WRITTEN INSTRUCTION
Every line below should be copied exactly; drop the pictures.

──────── DATA IN THIS EXERCISE

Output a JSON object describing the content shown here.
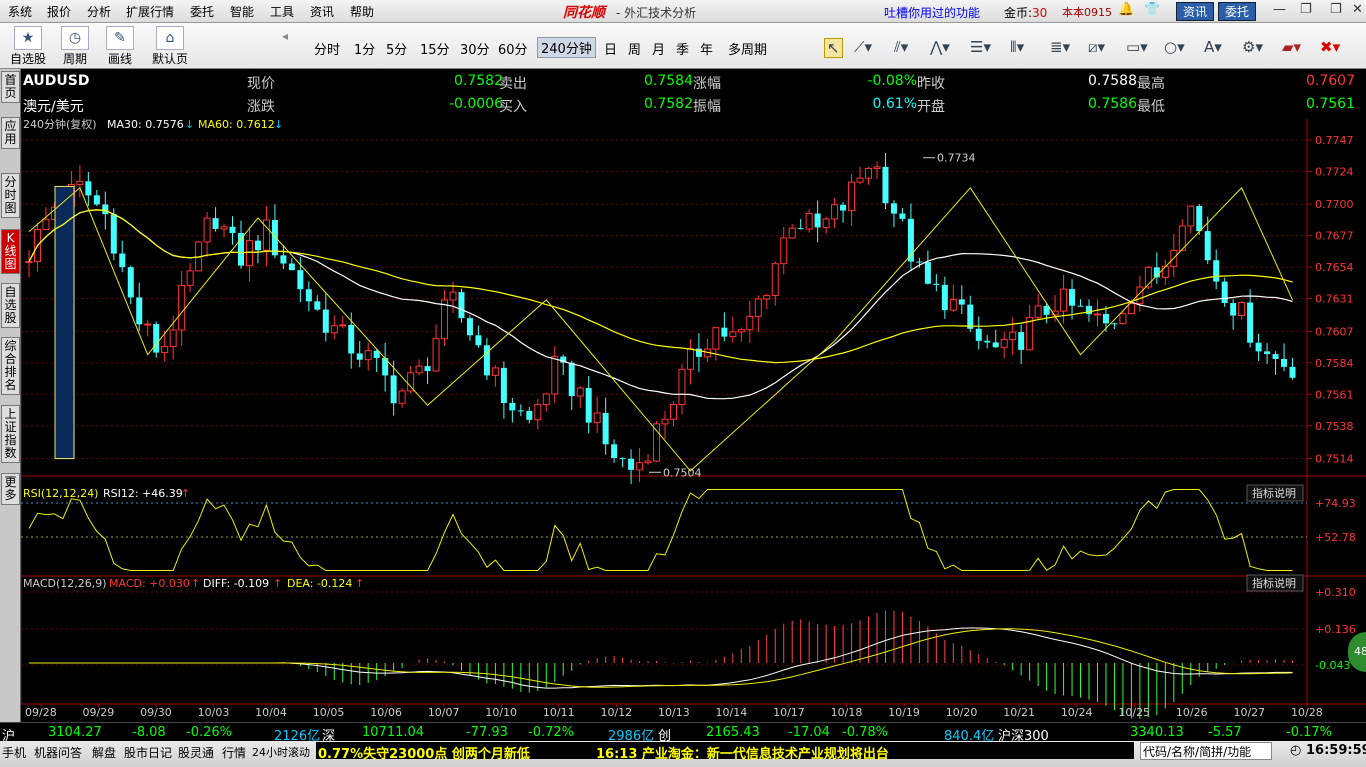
{
  "menu": [
    "系统",
    "报价",
    "分析",
    "扩展行情",
    "委托",
    "智能",
    "工具",
    "资讯",
    "帮助"
  ],
  "app": {
    "logo": "同花顺",
    "subtitle": "- 外汇技术分析",
    "tip": "吐槽你用过的功能",
    "coins_label": "金币:",
    "coins_value": "30",
    "version": "本本0915",
    "btn_news": "资讯",
    "btn_trade": "委托"
  },
  "toolbar": {
    "groups": [
      {
        "label": "自选股",
        "icon": "star-icon"
      },
      {
        "label": "周期",
        "icon": "clock-icon"
      },
      {
        "label": "画线",
        "icon": "pencil-icon"
      },
      {
        "label": "默认页",
        "icon": "home-icon"
      }
    ],
    "periods": [
      "分时",
      "1分",
      "5分",
      "15分",
      "30分",
      "60分",
      "240分钟",
      "日",
      "周",
      "月",
      "季",
      "年",
      "多周期"
    ],
    "selected_period": "240分钟"
  },
  "left_tabs": [
    "首页",
    "应用",
    "分时图",
    "K线图",
    "自选股",
    "综合排名",
    "上证指数",
    "更多"
  ],
  "quote": {
    "symbol": "AUDUSD",
    "name": "澳元/美元",
    "rows": [
      {
        "l1": "现价",
        "v1": "0.7582",
        "l2": "卖出",
        "v2": "0.7584",
        "l3": "涨幅",
        "v3": "-0.08%",
        "l4": "昨收",
        "v4": "0.7588",
        "l5": "最高",
        "v5": "0.7607"
      },
      {
        "l1": "涨跌",
        "v1": "-0.0006",
        "l2": "买入",
        "v2": "0.7582",
        "l3": "振幅",
        "v3": "0.61%",
        "l4": "开盘",
        "v4": "0.7586",
        "l5": "最低",
        "v5": "0.7561"
      }
    ]
  },
  "chart_data": {
    "type": "candlestick",
    "period_label": "240分钟(复权)",
    "ma_legend": [
      {
        "text": "MA30: 0.7576",
        "color": "#ffffff"
      },
      {
        "text": "MA60: 0.7612",
        "color": "#ffff00"
      }
    ],
    "price_axis": [
      "0.7747",
      "0.7724",
      "0.7700",
      "0.7677",
      "0.7654",
      "0.7631",
      "0.7607",
      "0.7584",
      "0.7561",
      "0.7538",
      "0.7514"
    ],
    "ylim": [
      0.7502,
      0.7755
    ],
    "high_label": "0.7734",
    "low_label": "0.7504",
    "dates": [
      "09/28",
      "09/29",
      "09/30",
      "10/03",
      "10/04",
      "10/05",
      "10/06",
      "10/07",
      "10/10",
      "10/11",
      "10/12",
      "10/13",
      "10/14",
      "10/17",
      "10/18",
      "10/19",
      "10/20",
      "10/21",
      "10/24",
      "10/25",
      "10/26",
      "10/27",
      "10/28"
    ],
    "close_path": [
      0.7665,
      0.77,
      0.7712,
      0.769,
      0.762,
      0.759,
      0.764,
      0.7695,
      0.766,
      0.768,
      0.765,
      0.762,
      0.76,
      0.7585,
      0.756,
      0.758,
      0.763,
      0.76,
      0.756,
      0.754,
      0.758,
      0.756,
      0.752,
      0.7505,
      0.754,
      0.758,
      0.761,
      0.76,
      0.764,
      0.769,
      0.768,
      0.77,
      0.7735,
      0.769,
      0.764,
      0.763,
      0.76,
      0.759,
      0.761,
      0.763,
      0.762,
      0.761,
      0.764,
      0.765,
      0.7705,
      0.765,
      0.762,
      0.759,
      0.7582
    ],
    "rsi": {
      "label": "RSI(12,12,24)",
      "value_label": "RSI12: +46.39",
      "axis": [
        "+74.93",
        "+52.78"
      ],
      "button": "指标说明"
    },
    "macd": {
      "label": "MACD(12,26,9)",
      "macd": "MACD: +0.030",
      "diff": "DIFF: -0.109",
      "dea": "DEA: -0.124",
      "axis": [
        "+0.310",
        "+0.136",
        "-0.043"
      ],
      "button": "指标说明"
    },
    "circle_badge": "48"
  },
  "status": {
    "sh_label": "沪",
    "sh_index": "3104.27",
    "sh_chg": "-8.08",
    "sh_pct": "-0.26%",
    "sh_amt": "2126亿",
    "sz_label": "深",
    "sz_index": "10711.04",
    "sz_chg": "-77.93",
    "sz_pct": "-0.72%",
    "sz_amt": "2986亿",
    "cy_label": "创",
    "cy_index": "2165.43",
    "cy_chg": "-17.04",
    "cy_pct": "-0.78%",
    "cy_amt": "840.4亿",
    "hs_label": "沪深300",
    "hs_index": "3340.13",
    "hs_chg": "-5.57",
    "hs_pct": "-0.17%"
  },
  "bottom": {
    "items": [
      "手机",
      "机器问答",
      "解盘",
      "股市日记",
      "股灵通",
      "行情",
      "24小时滚动"
    ],
    "news1": "0.77%失守23000点 创两个月新低",
    "news2": "16:13 产业淘金：新一代信息技术产业规划将出台",
    "search": "代码/名称/简拼/功能",
    "clock": "16:59:59"
  }
}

────────────────

REPLY TO THE TASK
Output a JSON object describing the content shown here.
{
  "menu": [
    "系统",
    "报价",
    "分析",
    "扩展行情",
    "委托",
    "智能",
    "工具",
    "资讯",
    "帮助"
  ],
  "app": {
    "logo": "同花顺",
    "subtitle": "- 外汇技术分析",
    "tip": "吐槽你用过的功能",
    "coins_label": "金币:",
    "coins_value": "30",
    "version": "本本0915",
    "btn_news": "资讯",
    "btn_trade": "委托"
  },
  "toolbar": {
    "groups": [
      {
        "label": "自选股",
        "icon": "star-icon"
      },
      {
        "label": "周期",
        "icon": "clock-icon"
      },
      {
        "label": "画线",
        "icon": "pencil-icon"
      },
      {
        "label": "默认页",
        "icon": "home-icon"
      }
    ],
    "periods": [
      "分时",
      "1分",
      "5分",
      "15分",
      "30分",
      "60分",
      "240分钟",
      "日",
      "周",
      "月",
      "季",
      "年",
      "多周期"
    ],
    "selected_period": "240分钟"
  },
  "left_tabs": [
    "首页",
    "应用",
    "分时图",
    "K线图",
    "自选股",
    "综合排名",
    "上证指数",
    "更多"
  ],
  "quote": {
    "symbol": "AUDUSD",
    "name": "澳元/美元",
    "rows": [
      {
        "l1": "现价",
        "v1": "0.7582",
        "l2": "卖出",
        "v2": "0.7584",
        "l3": "涨幅",
        "v3": "-0.08%",
        "l4": "昨收",
        "v4": "0.7588",
        "l5": "最高",
        "v5": "0.7607"
      },
      {
        "l1": "涨跌",
        "v1": "-0.0006",
        "l2": "买入",
        "v2": "0.7582",
        "l3": "振幅",
        "v3": "0.61%",
        "l4": "开盘",
        "v4": "0.7586",
        "l5": "最低",
        "v5": "0.7561"
      }
    ]
  },
  "chart_data": {
    "type": "candlestick",
    "period_label": "240分钟(复权)",
    "ma_legend": [
      {
        "text": "MA30: 0.7576",
        "color": "#ffffff"
      },
      {
        "text": "MA60: 0.7612",
        "color": "#ffff00"
      }
    ],
    "price_axis": [
      "0.7747",
      "0.7724",
      "0.7700",
      "0.7677",
      "0.7654",
      "0.7631",
      "0.7607",
      "0.7584",
      "0.7561",
      "0.7538",
      "0.7514"
    ],
    "ylim": [
      0.7502,
      0.7755
    ],
    "high_label": "0.7734",
    "low_label": "0.7504",
    "dates": [
      "09/28",
      "09/29",
      "09/30",
      "10/03",
      "10/04",
      "10/05",
      "10/06",
      "10/07",
      "10/10",
      "10/11",
      "10/12",
      "10/13",
      "10/14",
      "10/17",
      "10/18",
      "10/19",
      "10/20",
      "10/21",
      "10/24",
      "10/25",
      "10/26",
      "10/27",
      "10/28"
    ],
    "close_path": [
      0.7665,
      0.77,
      0.7712,
      0.769,
      0.762,
      0.759,
      0.764,
      0.7695,
      0.766,
      0.768,
      0.765,
      0.762,
      0.76,
      0.7585,
      0.756,
      0.758,
      0.763,
      0.76,
      0.756,
      0.754,
      0.758,
      0.756,
      0.752,
      0.7505,
      0.754,
      0.758,
      0.761,
      0.76,
      0.764,
      0.769,
      0.768,
      0.77,
      0.7735,
      0.769,
      0.764,
      0.763,
      0.76,
      0.759,
      0.761,
      0.763,
      0.762,
      0.761,
      0.764,
      0.765,
      0.7705,
      0.765,
      0.762,
      0.759,
      0.7582
    ],
    "rsi": {
      "label": "RSI(12,12,24)",
      "value_label": "RSI12: +46.39",
      "axis": [
        "+74.93",
        "+52.78"
      ],
      "button": "指标说明"
    },
    "macd": {
      "label": "MACD(12,26,9)",
      "macd": "MACD: +0.030",
      "diff": "DIFF: -0.109",
      "dea": "DEA: -0.124",
      "axis": [
        "+0.310",
        "+0.136",
        "-0.043"
      ],
      "button": "指标说明"
    },
    "circle_badge": "48"
  },
  "status": {
    "sh_label": "沪",
    "sh_index": "3104.27",
    "sh_chg": "-8.08",
    "sh_pct": "-0.26%",
    "sh_amt": "2126亿",
    "sz_label": "深",
    "sz_index": "10711.04",
    "sz_chg": "-77.93",
    "sz_pct": "-0.72%",
    "sz_amt": "2986亿",
    "cy_label": "创",
    "cy_index": "2165.43",
    "cy_chg": "-17.04",
    "cy_pct": "-0.78%",
    "cy_amt": "840.4亿",
    "hs_label": "沪深300",
    "hs_index": "3340.13",
    "hs_chg": "-5.57",
    "hs_pct": "-0.17%"
  },
  "bottom": {
    "items": [
      "手机",
      "机器问答",
      "解盘",
      "股市日记",
      "股灵通",
      "行情",
      "24小时滚动"
    ],
    "news1": "0.77%失守23000点 创两个月新低",
    "news2": "16:13 产业淘金：新一代信息技术产业规划将出台",
    "search": "代码/名称/简拼/功能",
    "clock": "16:59:59"
  }
}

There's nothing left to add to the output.